## What to do:
Leave out the images and repeat the listing below without a single change.

.....

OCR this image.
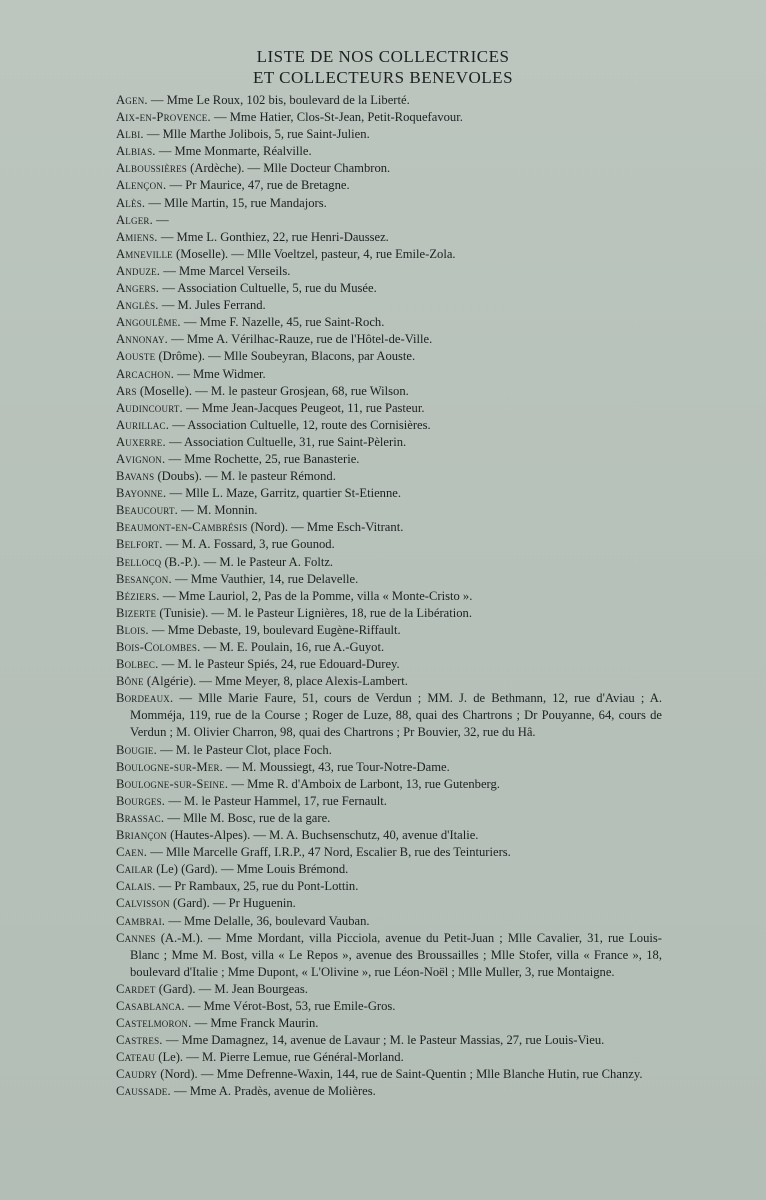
LISTE DE NOS COLLECTRICES
ET COLLECTEURS BENEVOLES
Agen. — Mme Le Roux, 102 bis, boulevard de la Liberté.
Aix-en-Provence. — Mme Hatier, Clos-St-Jean, Petit-Roquefavour.
Albi. — Mlle Marthe Jolibois, 5, rue Saint-Julien.
Albias. — Mme Monmarte, Réalville.
Alboussières (Ardèche). — Mlle Docteur Chambron.
Alençon. — Pr Maurice, 47, rue de Bretagne.
Alès. — Mlle Martin, 15, rue Mandajors.
Alger. —
Amiens. — Mme L. Gonthiez, 22, rue Henri-Daussez.
Amneville (Moselle). — Mlle Voeltzel, pasteur, 4, rue Emile-Zola.
Anduze. — Mme Marcel Verseils.
Angers. — Association Cultuelle, 5, rue du Musée.
Anglès. — M. Jules Ferrand.
Angoulême. — Mme F. Nazelle, 45, rue Saint-Roch.
Annonay. — Mme A. Vérilhac-Rauze, rue de l'Hôtel-de-Ville.
Aouste (Drôme). — Mlle Soubeyran, Blacons, par Aouste.
Arcachon. — Mme Widmer.
Ars (Moselle). — M. le pasteur Grosjean, 68, rue Wilson.
Audincourt. — Mme Jean-Jacques Peugeot, 11, rue Pasteur.
Aurillac. — Association Cultuelle, 12, route des Cornisières.
Auxerre. — Association Cultuelle, 31, rue Saint-Pèlerin.
Avignon. — Mme Rochette, 25, rue Banasterie.
Bavans (Doubs). — M. le pasteur Rémond.
Bayonne. — Mlle L. Maze, Garritz, quartier St-Etienne.
Beaucourt. — M. Monnin.
Beaumont-en-Cambrésis (Nord). — Mme Esch-Vitrant.
Belfort. — M. A. Fossard, 3, rue Gounod.
Bellocq (B.-P.). — M. le Pasteur A. Foltz.
Besançon. — Mme Vauthier, 14, rue Delavelle.
Béziers. — Mme Lauriol, 2, Pas de la Pomme, villa « Monte-Cristo ».
Bizerte (Tunisie). — M. le Pasteur Lignières, 18, rue de la Libération.
Blois. — Mme Debaste, 19, boulevard Eugène-Riffault.
Bois-Colombes. — M. E. Poulain, 16, rue A.-Guyot.
Bolbec. — M. le Pasteur Spiés, 24, rue Edouard-Durey.
Bône (Algérie). — Mme Meyer, 8, place Alexis-Lambert.
Bordeaux. — Mlle Marie Faure, 51, cours de Verdun ; MM. J. de Bethmann, 12, rue d'Aviau ; A. Momméja, 119, rue de la Course ; Roger de Luze, 88, quai des Chartrons ; Dr Pouyanne, 64, cours de Verdun ; M. Olivier Charron, 98, quai des Chartrons ; Pr Bouvier, 32, rue du Hâ.
Bougie. — M. le Pasteur Clot, place Foch.
Boulogne-sur-Mer. — M. Moussiegt, 43, rue Tour-Notre-Dame.
Boulogne-sur-Seine. — Mme R. d'Amboix de Larbont, 13, rue Gutenberg.
Bourges. — M. le Pasteur Hammel, 17, rue Fernault.
Brassac. — Mlle M. Bosc, rue de la gare.
Briançon (Hautes-Alpes). — M. A. Buchsenschutz, 40, avenue d'Italie.
Caen. — Mlle Marcelle Graff, I.R.P., 47 Nord, Escalier B, rue des Teinturiers.
Cailar (Le) (Gard). — Mme Louis Brémond.
Calais. — Pr Rambaux, 25, rue du Pont-Lottin.
Calvisson (Gard). — Pr Huguenin.
Cambrai. — Mme Delalle, 36, boulevard Vauban.
Cannes (A.-M.). — Mme Mordant, villa Picciola, avenue du Petit-Juan ; Mlle Cavalier, 31, rue Louis-Blanc ; Mme M. Bost, villa « Le Repos », avenue des Broussailles ; Mlle Stofer, villa « France », 18, boulevard d'Italie ; Mme Dupont, « L'Olivine », rue Léon-Noël ; Mlle Muller, 3, rue Montaigne.
Cardet (Gard). — M. Jean Bourgeas.
Casablanca. — Mme Vérot-Bost, 53, rue Emile-Gros.
Castelmoron. — Mme Franck Maurin.
Castres. — Mme Damagnez, 14, avenue de Lavaur ; M. le Pasteur Massias, 27, rue Louis-Vieu.
Cateau (Le). — M. Pierre Lemue, rue Général-Morland.
Caudry (Nord). — Mme Defrenne-Waxin, 144, rue de Saint-Quentin ; Mlle Blanche Hutin, rue Chanzy.
Caussade. — Mme A. Pradès, avenue de Molières.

.....

## In response:
OCR this image.
LISTE DE NOS COLLECTRICES
ET COLLECTEURS BENEVOLES
Agen. — Mme Le Roux, 102 bis, boulevard de la Liberté.
Aix-en-Provence. — Mme Hatier, Clos-St-Jean, Petit-Roquefavour.
Albi. — Mlle Marthe Jolibois, 5, rue Saint-Julien.
Albias. — Mme Monmarte, Réalville.
Alboussières (Ardèche). — Mlle Docteur Chambron.
Alençon. — Pr Maurice, 47, rue de Bretagne.
Alès. — Mlle Martin, 15, rue Mandajors.
Alger. —
Amiens. — Mme L. Gonthiez, 22, rue Henri-Daussez.
Amneville (Moselle). — Mlle Voeltzel, pasteur, 4, rue Emile-Zola.
Anduze. — Mme Marcel Verseils.
Angers. — Association Cultuelle, 5, rue du Musée.
Anglès. — M. Jules Ferrand.
Angoulême. — Mme F. Nazelle, 45, rue Saint-Roch.
Annonay. — Mme A. Vérilhac-Rauze, rue de l'Hôtel-de-Ville.
Aouste (Drôme). — Mlle Soubeyran, Blacons, par Aouste.
Arcachon. — Mme Widmer.
Ars (Moselle). — M. le pasteur Grosjean, 68, rue Wilson.
Audincourt. — Mme Jean-Jacques Peugeot, 11, rue Pasteur.
Aurillac. — Association Cultuelle, 12, route des Cornisières.
Auxerre. — Association Cultuelle, 31, rue Saint-Pèlerin.
Avignon. — Mme Rochette, 25, rue Banasterie.
Bavans (Doubs). — M. le pasteur Rémond.
Bayonne. — Mlle L. Maze, Garritz, quartier St-Etienne.
Beaucourt. — M. Monnin.
Beaumont-en-Cambrésis (Nord). — Mme Esch-Vitrant.
Belfort. — M. A. Fossard, 3, rue Gounod.
Bellocq (B.-P.). — M. le Pasteur A. Foltz.
Besançon. — Mme Vauthier, 14, rue Delavelle.
Béziers. — Mme Lauriol, 2, Pas de la Pomme, villa « Monte-Cristo ».
Bizerte (Tunisie). — M. le Pasteur Lignières, 18, rue de la Libération.
Blois. — Mme Debaste, 19, boulevard Eugène-Riffault.
Bois-Colombes. — M. E. Poulain, 16, rue A.-Guyot.
Bolbec. — M. le Pasteur Spiés, 24, rue Edouard-Durey.
Bône (Algérie). — Mme Meyer, 8, place Alexis-Lambert.
Bordeaux. — Mlle Marie Faure, 51, cours de Verdun ; MM. J. de Bethmann, 12, rue d'Aviau ; A. Momméja, 119, rue de la Course ; Roger de Luze, 88, quai des Chartrons ; Dr Pouyanne, 64, cours de Verdun ; M. Olivier Charron, 98, quai des Chartrons ; Pr Bouvier, 32, rue du Hâ.
Bougie. — M. le Pasteur Clot, place Foch.
Boulogne-sur-Mer. — M. Moussiegt, 43, rue Tour-Notre-Dame.
Boulogne-sur-Seine. — Mme R. d'Amboix de Larbont, 13, rue Gutenberg.
Bourges. — M. le Pasteur Hammel, 17, rue Fernault.
Brassac. — Mlle M. Bosc, rue de la gare.
Briançon (Hautes-Alpes). — M. A. Buchsenschutz, 40, avenue d'Italie.
Caen. — Mlle Marcelle Graff, I.R.P., 47 Nord, Escalier B, rue des Teinturiers.
Cailar (Le) (Gard). — Mme Louis Brémond.
Calais. — Pr Rambaux, 25, rue du Pont-Lottin.
Calvisson (Gard). — Pr Huguenin.
Cambrai. — Mme Delalle, 36, boulevard Vauban.
Cannes (A.-M.). — Mme Mordant, villa Picciola, avenue du Petit-Juan ; Mlle Cavalier, 31, rue Louis-Blanc ; Mme M. Bost, villa « Le Repos », avenue des Broussailles ; Mlle Stofer, villa « France », 18, boulevard d'Italie ; Mme Dupont, « L'Olivine », rue Léon-Noël ; Mlle Muller, 3, rue Montaigne.
Cardet (Gard). — M. Jean Bourgeas.
Casablanca. — Mme Vérot-Bost, 53, rue Emile-Gros.
Castelmoron. — Mme Franck Maurin.
Castres. — Mme Damagnez, 14, avenue de Lavaur ; M. le Pasteur Massias, 27, rue Louis-Vieu.
Cateau (Le). — M. Pierre Lemue, rue Général-Morland.
Caudry (Nord). — Mme Defrenne-Waxin, 144, rue de Saint-Quentin ; Mlle Blanche Hutin, rue Chanzy.
Caussade. — Mme A. Pradès, avenue de Molières.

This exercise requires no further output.